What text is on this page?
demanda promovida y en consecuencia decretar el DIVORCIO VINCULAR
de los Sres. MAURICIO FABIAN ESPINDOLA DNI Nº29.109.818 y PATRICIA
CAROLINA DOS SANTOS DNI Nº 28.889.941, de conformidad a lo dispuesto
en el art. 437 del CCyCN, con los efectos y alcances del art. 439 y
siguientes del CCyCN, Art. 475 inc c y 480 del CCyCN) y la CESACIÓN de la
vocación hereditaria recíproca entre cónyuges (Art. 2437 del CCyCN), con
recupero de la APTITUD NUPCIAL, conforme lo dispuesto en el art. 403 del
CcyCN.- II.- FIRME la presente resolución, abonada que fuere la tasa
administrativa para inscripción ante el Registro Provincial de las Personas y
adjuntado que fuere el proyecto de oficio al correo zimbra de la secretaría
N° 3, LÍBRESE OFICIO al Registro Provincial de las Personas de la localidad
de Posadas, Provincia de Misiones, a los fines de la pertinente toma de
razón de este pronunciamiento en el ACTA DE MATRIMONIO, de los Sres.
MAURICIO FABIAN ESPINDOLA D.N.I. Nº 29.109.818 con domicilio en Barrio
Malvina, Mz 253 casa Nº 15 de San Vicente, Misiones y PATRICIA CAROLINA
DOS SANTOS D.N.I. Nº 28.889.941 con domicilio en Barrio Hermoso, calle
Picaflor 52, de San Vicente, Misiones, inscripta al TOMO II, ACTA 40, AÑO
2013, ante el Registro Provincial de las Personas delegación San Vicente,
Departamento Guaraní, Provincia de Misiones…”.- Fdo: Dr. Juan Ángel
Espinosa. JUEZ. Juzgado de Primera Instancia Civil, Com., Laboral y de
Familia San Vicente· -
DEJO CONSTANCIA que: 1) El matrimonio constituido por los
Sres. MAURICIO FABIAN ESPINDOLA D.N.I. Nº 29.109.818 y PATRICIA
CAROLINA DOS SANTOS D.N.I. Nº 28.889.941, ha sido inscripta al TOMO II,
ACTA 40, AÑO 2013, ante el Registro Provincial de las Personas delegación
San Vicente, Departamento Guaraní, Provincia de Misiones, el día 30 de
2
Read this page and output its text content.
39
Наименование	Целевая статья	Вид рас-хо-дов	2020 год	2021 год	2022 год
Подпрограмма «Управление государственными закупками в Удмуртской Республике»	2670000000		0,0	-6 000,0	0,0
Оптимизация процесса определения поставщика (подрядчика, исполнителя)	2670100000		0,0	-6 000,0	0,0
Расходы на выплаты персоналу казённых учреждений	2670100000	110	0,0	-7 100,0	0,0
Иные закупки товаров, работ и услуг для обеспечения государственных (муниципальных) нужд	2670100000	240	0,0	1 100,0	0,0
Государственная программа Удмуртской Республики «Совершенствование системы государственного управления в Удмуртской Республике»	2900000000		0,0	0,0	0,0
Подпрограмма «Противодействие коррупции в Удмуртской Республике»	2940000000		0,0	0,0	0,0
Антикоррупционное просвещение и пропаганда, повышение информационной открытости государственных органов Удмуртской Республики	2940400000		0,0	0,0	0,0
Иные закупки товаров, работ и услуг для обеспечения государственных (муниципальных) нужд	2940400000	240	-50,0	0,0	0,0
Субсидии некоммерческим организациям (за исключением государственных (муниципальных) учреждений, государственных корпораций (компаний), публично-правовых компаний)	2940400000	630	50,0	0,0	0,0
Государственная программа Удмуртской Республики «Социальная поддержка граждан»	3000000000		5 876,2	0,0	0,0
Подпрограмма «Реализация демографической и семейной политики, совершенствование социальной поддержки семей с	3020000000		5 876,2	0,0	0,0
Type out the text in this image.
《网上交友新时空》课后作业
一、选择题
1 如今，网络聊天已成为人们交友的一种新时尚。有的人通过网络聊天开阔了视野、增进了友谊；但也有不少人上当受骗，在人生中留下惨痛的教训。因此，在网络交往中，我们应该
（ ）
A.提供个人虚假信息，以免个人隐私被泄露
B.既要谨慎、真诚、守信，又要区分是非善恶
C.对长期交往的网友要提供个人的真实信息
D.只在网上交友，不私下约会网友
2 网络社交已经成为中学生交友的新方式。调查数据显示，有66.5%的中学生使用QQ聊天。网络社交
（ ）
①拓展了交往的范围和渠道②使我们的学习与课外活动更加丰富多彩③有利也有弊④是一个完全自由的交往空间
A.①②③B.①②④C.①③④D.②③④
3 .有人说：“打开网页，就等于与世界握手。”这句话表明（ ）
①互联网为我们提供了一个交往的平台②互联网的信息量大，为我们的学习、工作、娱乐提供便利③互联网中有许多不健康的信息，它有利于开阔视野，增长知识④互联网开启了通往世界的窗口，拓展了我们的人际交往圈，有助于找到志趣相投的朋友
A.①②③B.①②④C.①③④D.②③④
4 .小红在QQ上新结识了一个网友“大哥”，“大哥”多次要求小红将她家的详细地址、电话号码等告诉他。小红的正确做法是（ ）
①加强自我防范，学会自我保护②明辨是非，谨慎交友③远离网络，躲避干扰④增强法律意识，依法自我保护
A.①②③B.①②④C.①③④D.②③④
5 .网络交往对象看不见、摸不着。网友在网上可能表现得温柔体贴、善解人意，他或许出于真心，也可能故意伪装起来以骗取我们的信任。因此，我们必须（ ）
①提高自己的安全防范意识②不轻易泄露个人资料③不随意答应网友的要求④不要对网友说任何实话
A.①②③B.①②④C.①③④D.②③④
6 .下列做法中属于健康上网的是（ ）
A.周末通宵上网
————————
**STATED PROBLEM:** Sift the material for lines with the string "page". Copy each one found.

**OUTPUT FOR THIS TASK:**
What text is on this page?
Read this page and output its text content.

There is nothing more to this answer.